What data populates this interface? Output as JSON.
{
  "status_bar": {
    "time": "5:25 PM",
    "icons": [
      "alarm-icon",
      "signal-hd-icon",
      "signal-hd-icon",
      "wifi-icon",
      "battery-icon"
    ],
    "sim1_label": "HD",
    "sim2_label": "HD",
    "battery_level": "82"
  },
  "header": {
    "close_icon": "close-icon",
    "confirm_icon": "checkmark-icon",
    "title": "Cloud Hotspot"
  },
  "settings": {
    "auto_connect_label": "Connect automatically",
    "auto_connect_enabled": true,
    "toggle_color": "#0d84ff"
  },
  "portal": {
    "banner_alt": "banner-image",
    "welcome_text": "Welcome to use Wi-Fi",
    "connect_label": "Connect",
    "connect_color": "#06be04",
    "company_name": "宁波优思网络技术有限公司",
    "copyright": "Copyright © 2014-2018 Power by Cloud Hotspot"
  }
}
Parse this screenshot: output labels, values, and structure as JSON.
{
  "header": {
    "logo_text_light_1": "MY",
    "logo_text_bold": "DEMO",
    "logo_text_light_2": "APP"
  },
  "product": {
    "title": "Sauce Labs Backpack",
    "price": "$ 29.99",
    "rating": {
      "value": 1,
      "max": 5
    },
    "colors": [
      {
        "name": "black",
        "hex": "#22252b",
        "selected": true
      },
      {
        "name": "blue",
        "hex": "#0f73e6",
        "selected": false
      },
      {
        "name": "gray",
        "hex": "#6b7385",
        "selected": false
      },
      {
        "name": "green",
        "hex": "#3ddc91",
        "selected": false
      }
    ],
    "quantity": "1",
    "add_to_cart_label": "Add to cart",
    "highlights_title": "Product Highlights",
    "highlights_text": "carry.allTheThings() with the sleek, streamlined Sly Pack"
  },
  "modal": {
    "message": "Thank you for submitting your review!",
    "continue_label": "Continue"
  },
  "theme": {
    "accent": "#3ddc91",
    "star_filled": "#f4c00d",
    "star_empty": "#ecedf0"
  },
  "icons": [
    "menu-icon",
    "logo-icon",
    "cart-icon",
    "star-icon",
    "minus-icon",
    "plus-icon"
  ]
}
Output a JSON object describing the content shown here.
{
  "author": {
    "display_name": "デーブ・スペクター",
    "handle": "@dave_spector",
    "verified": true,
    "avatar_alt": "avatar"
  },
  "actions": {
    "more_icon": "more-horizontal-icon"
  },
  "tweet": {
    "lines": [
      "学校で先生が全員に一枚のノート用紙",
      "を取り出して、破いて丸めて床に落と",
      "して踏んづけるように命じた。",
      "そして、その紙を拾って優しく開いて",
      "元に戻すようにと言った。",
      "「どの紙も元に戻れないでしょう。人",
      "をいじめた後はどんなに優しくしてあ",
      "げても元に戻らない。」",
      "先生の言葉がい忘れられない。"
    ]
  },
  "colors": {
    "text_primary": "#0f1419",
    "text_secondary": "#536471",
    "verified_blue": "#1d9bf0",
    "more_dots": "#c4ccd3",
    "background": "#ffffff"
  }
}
=-=-=-=-=
## EXERCISE BRIEF
Restate each record word for word.

## WRITTEN SOLUTION
What data populates this interface? Output as JSON.
{
  "status_bar": {
    "time": "5:25 PM",
    "icons": [
      "alarm-icon",
      "signal-hd-icon",
      "signal-hd-icon",
      "wifi-icon",
      "battery-icon"
    ],
    "sim1_label": "HD",
    "sim2_label": "HD",
    "battery_level": "82"
  },
  "header": {
    "close_icon": "close-icon",
    "confirm_icon": "checkmark-icon",
    "title": "Cloud Hotspot"
  },
  "settings": {
    "auto_connect_label": "Connect automatically",
    "auto_connect_enabled": true,
    "toggle_color": "#0d84ff"
  },
  "portal": {
    "banner_alt": "banner-image",
    "welcome_text": "Welcome to use Wi-Fi",
    "connect_label": "Connect",
    "connect_color": "#06be04",
    "company_name": "宁波优思网络技术有限公司",
    "copyright": "Copyright © 2014-2018 Power by Cloud Hotspot"
  }
}
Parse this screenshot: output labels, values, and structure as JSON.
{
  "header": {
    "logo_text_light_1": "MY",
    "logo_text_bold": "DEMO",
    "logo_text_light_2": "APP"
  },
  "product": {
    "title": "Sauce Labs Backpack",
    "price": "$ 29.99",
    "rating": {
      "value": 1,
      "max": 5
    },
    "colors": [
      {
        "name": "black",
        "hex": "#22252b",
        "selected": true
      },
      {
        "name": "blue",
        "hex": "#0f73e6",
        "selected": false
      },
      {
        "name": "gray",
        "hex": "#6b7385",
        "selected": false
      },
      {
        "name": "green",
        "hex": "#3ddc91",
        "selected": false
      }
    ],
    "quantity": "1",
    "add_to_cart_label": "Add to cart",
    "highlights_title": "Product Highlights",
    "highlights_text": "carry.allTheThings() with the sleek, streamlined Sly Pack"
  },
  "modal": {
    "message": "Thank you for submitting your review!",
    "continue_label": "Continue"
  },
  "theme": {
    "accent": "#3ddc91",
    "star_filled": "#f4c00d",
    "star_empty": "#ecedf0"
  },
  "icons": [
    "menu-icon",
    "logo-icon",
    "cart-icon",
    "star-icon",
    "minus-icon",
    "plus-icon"
  ]
}
Output a JSON object describing the content shown here.
{
  "author": {
    "display_name": "デーブ・スペクター",
    "handle": "@dave_spector",
    "verified": true,
    "avatar_alt": "avatar"
  },
  "actions": {
    "more_icon": "more-horizontal-icon"
  },
  "tweet": {
    "lines": [
      "学校で先生が全員に一枚のノート用紙",
      "を取り出して、破いて丸めて床に落と",
      "して踏んづけるように命じた。",
      "そして、その紙を拾って優しく開いて",
      "元に戻すようにと言った。",
      "「どの紙も元に戻れないでしょう。人",
      "をいじめた後はどんなに優しくしてあ",
      "げても元に戻らない。」",
      "先生の言葉がい忘れられない。"
    ]
  },
  "colors": {
    "text_primary": "#0f1419",
    "text_secondary": "#536471",
    "verified_blue": "#1d9bf0",
    "more_dots": "#c4ccd3",
    "background": "#ffffff"
  }
}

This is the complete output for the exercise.